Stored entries
--------------------

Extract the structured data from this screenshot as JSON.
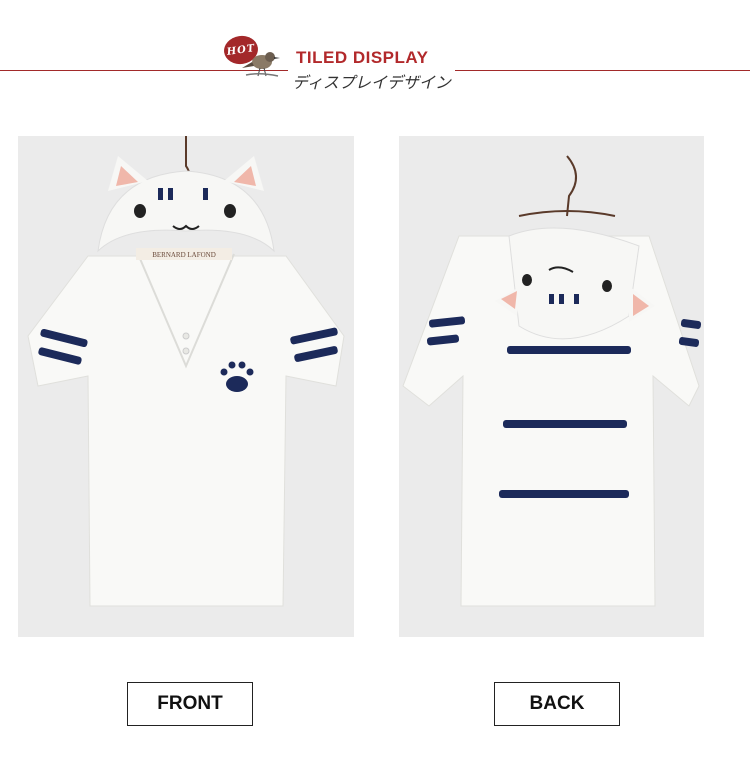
{
  "header": {
    "badge": "HOT",
    "title": "TILED DISPLAY",
    "subtitle": "ディスプレイデザイン"
  },
  "front": {
    "label": "FRONT",
    "tag_text": "BERNARD LAFOND"
  },
  "back": {
    "label": "BACK"
  },
  "colors": {
    "accent": "#a3282a",
    "stripe": "#1c2a5a",
    "ear": "#f2b8ad"
  }
}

--------------------

TASK GOAL. Write out the listing above exactly as it stands, pictures excluded.

TASK RESPONSE.
Extract the structured data from this screenshot as JSON.
{
  "header": {
    "badge": "HOT",
    "title": "TILED DISPLAY",
    "subtitle": "ディスプレイデザイン"
  },
  "front": {
    "label": "FRONT",
    "tag_text": "BERNARD LAFOND"
  },
  "back": {
    "label": "BACK"
  },
  "colors": {
    "accent": "#a3282a",
    "stripe": "#1c2a5a",
    "ear": "#f2b8ad"
  }
}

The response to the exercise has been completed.